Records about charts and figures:
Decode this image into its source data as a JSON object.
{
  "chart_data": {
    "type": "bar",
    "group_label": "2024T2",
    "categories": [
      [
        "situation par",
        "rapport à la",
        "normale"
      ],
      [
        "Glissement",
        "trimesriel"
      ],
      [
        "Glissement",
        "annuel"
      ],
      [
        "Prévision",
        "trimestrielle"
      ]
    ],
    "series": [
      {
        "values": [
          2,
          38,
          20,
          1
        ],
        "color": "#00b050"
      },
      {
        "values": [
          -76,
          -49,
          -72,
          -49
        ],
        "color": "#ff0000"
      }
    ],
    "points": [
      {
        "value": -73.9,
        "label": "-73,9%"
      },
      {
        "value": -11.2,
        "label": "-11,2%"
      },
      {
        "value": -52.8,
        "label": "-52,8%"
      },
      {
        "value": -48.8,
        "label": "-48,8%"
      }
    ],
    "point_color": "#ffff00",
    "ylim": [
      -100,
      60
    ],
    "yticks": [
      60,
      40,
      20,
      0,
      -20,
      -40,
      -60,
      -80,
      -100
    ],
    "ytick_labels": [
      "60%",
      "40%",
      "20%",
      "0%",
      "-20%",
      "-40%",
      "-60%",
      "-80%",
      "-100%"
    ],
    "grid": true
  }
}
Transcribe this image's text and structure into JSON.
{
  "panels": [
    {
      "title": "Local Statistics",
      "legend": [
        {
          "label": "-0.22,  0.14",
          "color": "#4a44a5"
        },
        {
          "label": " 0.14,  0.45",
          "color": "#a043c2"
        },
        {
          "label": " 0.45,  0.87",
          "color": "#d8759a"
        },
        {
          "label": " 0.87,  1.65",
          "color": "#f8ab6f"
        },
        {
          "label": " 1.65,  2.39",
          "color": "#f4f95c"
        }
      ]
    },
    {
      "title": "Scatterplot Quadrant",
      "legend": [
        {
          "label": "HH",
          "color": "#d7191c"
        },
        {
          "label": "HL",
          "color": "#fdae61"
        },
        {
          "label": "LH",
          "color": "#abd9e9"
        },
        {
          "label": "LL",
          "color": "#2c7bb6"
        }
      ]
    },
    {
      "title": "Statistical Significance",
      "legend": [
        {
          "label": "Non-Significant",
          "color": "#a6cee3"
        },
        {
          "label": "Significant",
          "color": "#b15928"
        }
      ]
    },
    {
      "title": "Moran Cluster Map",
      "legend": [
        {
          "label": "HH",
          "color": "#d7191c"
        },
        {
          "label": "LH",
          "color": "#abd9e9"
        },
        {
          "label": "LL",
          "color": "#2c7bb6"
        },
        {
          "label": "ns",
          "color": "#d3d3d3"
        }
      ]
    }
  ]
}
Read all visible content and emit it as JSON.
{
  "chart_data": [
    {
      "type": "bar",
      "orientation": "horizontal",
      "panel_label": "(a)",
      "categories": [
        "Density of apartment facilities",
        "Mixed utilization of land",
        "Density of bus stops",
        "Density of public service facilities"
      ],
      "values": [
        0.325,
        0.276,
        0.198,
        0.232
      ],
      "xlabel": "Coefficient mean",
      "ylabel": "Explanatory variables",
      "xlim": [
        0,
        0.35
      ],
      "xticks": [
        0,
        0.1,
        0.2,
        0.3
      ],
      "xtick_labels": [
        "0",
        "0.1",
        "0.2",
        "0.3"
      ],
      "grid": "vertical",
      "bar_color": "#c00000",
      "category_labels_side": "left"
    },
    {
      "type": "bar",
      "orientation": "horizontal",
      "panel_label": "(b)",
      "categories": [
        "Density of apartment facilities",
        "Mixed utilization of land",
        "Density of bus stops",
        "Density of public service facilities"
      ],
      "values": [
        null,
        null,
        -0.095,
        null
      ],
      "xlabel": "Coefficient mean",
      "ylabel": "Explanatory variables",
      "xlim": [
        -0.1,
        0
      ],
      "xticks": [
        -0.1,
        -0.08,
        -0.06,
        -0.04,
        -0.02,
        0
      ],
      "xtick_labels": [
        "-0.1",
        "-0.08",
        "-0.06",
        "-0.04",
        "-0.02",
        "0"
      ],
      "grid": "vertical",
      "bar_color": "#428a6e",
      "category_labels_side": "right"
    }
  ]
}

Directive — Wherever the string "title" appears in the entries above, list that line.

Response to the exercise —
      "title": "Local Statistics",
      "title": "Scatterplot Quadrant",
      "title": "Statistical Significance",
      "title": "Moran Cluster Map",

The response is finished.